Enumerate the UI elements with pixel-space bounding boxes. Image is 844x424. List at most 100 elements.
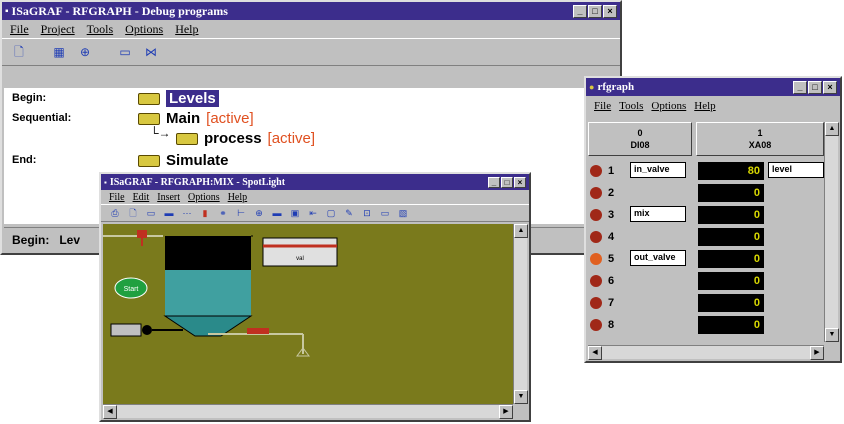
graph-icon[interactable]: ▧ bbox=[397, 207, 409, 219]
menu-file[interactable]: File bbox=[109, 192, 125, 203]
scroll-up-icon[interactable]: ▲ bbox=[514, 224, 528, 238]
menu-tools[interactable]: Tools bbox=[87, 22, 114, 37]
save-icon[interactable]: ▬ bbox=[163, 207, 175, 219]
menu-help[interactable]: Help bbox=[228, 192, 247, 203]
line-icon[interactable]: ⊢ bbox=[235, 207, 247, 219]
start-label: Start bbox=[124, 286, 139, 293]
rf-vertical-scrollbar[interactable]: ▲ ▼ bbox=[824, 122, 839, 342]
menu-file[interactable]: File bbox=[10, 22, 29, 37]
spot-vertical-scrollbar[interactable]: ▲ ▼ bbox=[513, 224, 528, 404]
channel-value[interactable]: 0 bbox=[698, 250, 764, 268]
spotlight-canvas[interactable]: Start val bbox=[103, 224, 513, 404]
open-icon[interactable]: ▭ bbox=[145, 207, 157, 219]
channel-value[interactable]: 0 bbox=[698, 206, 764, 224]
menu-edit[interactable]: Edit bbox=[133, 192, 150, 203]
arrow-icon[interactable]: ⇤ bbox=[307, 207, 319, 219]
step-process[interactable]: process [active] bbox=[176, 130, 315, 147]
board-header-1[interactable]: 1 XA08 bbox=[696, 122, 824, 156]
variable-tag[interactable]: level bbox=[768, 162, 824, 178]
print-icon[interactable]: ⎙ bbox=[109, 207, 121, 219]
scroll-right-icon[interactable]: ▶ bbox=[499, 405, 513, 419]
channel-value[interactable]: 0 bbox=[698, 228, 764, 246]
main-titlebar[interactable]: ▪ ISaGRAF - RFGRAPH - Debug programs _ □… bbox=[2, 2, 620, 20]
close-button[interactable]: × bbox=[823, 80, 837, 94]
channel-index: 1 bbox=[608, 165, 615, 177]
scroll-up-icon[interactable]: ▲ bbox=[825, 122, 839, 136]
menu-options[interactable]: Options bbox=[125, 22, 163, 37]
bar-icon[interactable]: ▬ bbox=[271, 207, 283, 219]
pen-icon[interactable]: ✎ bbox=[343, 207, 355, 219]
led-icon[interactable] bbox=[590, 275, 602, 287]
led-icon[interactable] bbox=[590, 319, 602, 331]
scroll-left-icon[interactable]: ◀ bbox=[588, 346, 602, 360]
box-icon[interactable]: ▭ bbox=[116, 44, 134, 60]
variable-label[interactable]: mix bbox=[630, 206, 686, 222]
frame-icon[interactable]: ▢ bbox=[325, 207, 337, 219]
new-icon[interactable]: 🗋 bbox=[127, 207, 139, 219]
variable-label[interactable]: in_valve bbox=[630, 162, 686, 178]
maximize-button[interactable]: □ bbox=[808, 80, 822, 94]
step-levels[interactable]: Levels bbox=[138, 90, 219, 107]
channel-value[interactable]: 0 bbox=[698, 272, 764, 290]
status-label: Begin: bbox=[12, 232, 50, 247]
io-row: 1 bbox=[590, 160, 614, 182]
channel-index: 6 bbox=[608, 275, 615, 287]
channel-value[interactable]: 0 bbox=[698, 294, 764, 312]
channel-value[interactable]: 0 bbox=[698, 316, 764, 334]
channel-index: 8 bbox=[608, 319, 615, 331]
board-header-0[interactable]: 0 DI08 bbox=[588, 122, 692, 156]
menu-tools[interactable]: Tools bbox=[619, 100, 643, 112]
color-icon[interactable]: ▮ bbox=[199, 207, 211, 219]
scroll-down-icon[interactable]: ▼ bbox=[514, 390, 528, 404]
menu-help[interactable]: Help bbox=[694, 100, 715, 112]
menu-project[interactable]: Project bbox=[41, 22, 75, 37]
rf-horizontal-scrollbar[interactable]: ◀ ▶ bbox=[588, 345, 824, 360]
menu-file[interactable]: File bbox=[594, 100, 611, 112]
minimize-button[interactable]: _ bbox=[488, 176, 500, 188]
spot-titlebar[interactable]: ▪ ISaGRAF - RFGRAPH:MIX - SpotLight _ □ … bbox=[101, 174, 529, 190]
minimize-button[interactable]: _ bbox=[793, 80, 807, 94]
menu-options[interactable]: Options bbox=[188, 192, 220, 203]
led-icon[interactable] bbox=[590, 253, 602, 265]
spot-menubar: File Edit Insert Options Help bbox=[101, 190, 529, 204]
grid-icon[interactable]: ▦ bbox=[50, 44, 68, 60]
io-row: 4 bbox=[590, 226, 614, 248]
target-icon[interactable]: ⊕ bbox=[253, 207, 265, 219]
window-icon[interactable]: ⊡ bbox=[361, 207, 373, 219]
channel-value[interactable]: 0 bbox=[698, 184, 764, 202]
minimize-button[interactable]: _ bbox=[573, 4, 587, 18]
menu-insert[interactable]: Insert bbox=[157, 192, 180, 203]
led-icon[interactable] bbox=[590, 297, 602, 309]
led-icon[interactable] bbox=[590, 187, 602, 199]
step-main[interactable]: Main [active] bbox=[138, 110, 254, 127]
led-icon[interactable] bbox=[590, 165, 602, 177]
maximize-button[interactable]: □ bbox=[588, 4, 602, 18]
menu-help[interactable]: Help bbox=[175, 22, 198, 37]
channel-index: 4 bbox=[608, 231, 615, 243]
menu-options[interactable]: Options bbox=[651, 100, 686, 112]
out-valve-icon bbox=[247, 328, 269, 334]
split-icon[interactable]: ⋈ bbox=[142, 44, 160, 60]
target-icon[interactable]: ⊕ bbox=[76, 44, 94, 60]
status-text: Lev bbox=[59, 232, 81, 247]
new-icon[interactable]: 🗋 bbox=[10, 44, 28, 60]
box-icon[interactable]: ▣ bbox=[289, 207, 301, 219]
link-icon[interactable]: ⚭ bbox=[217, 207, 229, 219]
led-icon[interactable] bbox=[590, 209, 602, 221]
rect-icon[interactable]: ▭ bbox=[379, 207, 391, 219]
maximize-button[interactable]: □ bbox=[501, 176, 513, 188]
scroll-left-icon[interactable]: ◀ bbox=[103, 405, 117, 419]
spot-horizontal-scrollbar[interactable]: ◀ ▶ bbox=[103, 404, 513, 419]
channel-value[interactable]: 80 bbox=[698, 162, 764, 180]
process-label: process bbox=[204, 130, 262, 147]
align-icon[interactable]: ⋯ bbox=[181, 207, 193, 219]
close-button[interactable]: × bbox=[603, 4, 617, 18]
io-row: 2 bbox=[590, 182, 614, 204]
led-icon[interactable] bbox=[590, 231, 602, 243]
variable-label[interactable]: out_valve bbox=[630, 250, 686, 266]
scroll-down-icon[interactable]: ▼ bbox=[825, 328, 839, 342]
close-button[interactable]: × bbox=[514, 176, 526, 188]
rf-titlebar[interactable]: ● rfgraph _ □ × bbox=[586, 78, 840, 96]
step-simulate[interactable]: Simulate bbox=[138, 152, 229, 169]
scroll-right-icon[interactable]: ▶ bbox=[810, 346, 824, 360]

EXERCISE:
Rewrite the part of the material that opens with the line containing "graph-icon[interactable]: ▧ bbox=[397, 207, 409, 219]" and closes with the line containing "start-label: Start bbox=[124, 286, 139, 293]", replacing "line-icon" with "rule-icon" and leaving everything else unchanged.

TASK ANSWER:
graph-icon[interactable]: ▧ bbox=[397, 207, 409, 219]
menu-file[interactable]: File bbox=[109, 192, 125, 203]
scroll-up-icon[interactable]: ▲ bbox=[514, 224, 528, 238]
menu-tools[interactable]: Tools bbox=[87, 22, 114, 37]
save-icon[interactable]: ▬ bbox=[163, 207, 175, 219]
menu-help[interactable]: Help bbox=[228, 192, 247, 203]
rule-icon[interactable]: ⊢ bbox=[235, 207, 247, 219]
start-label: Start bbox=[124, 286, 139, 293]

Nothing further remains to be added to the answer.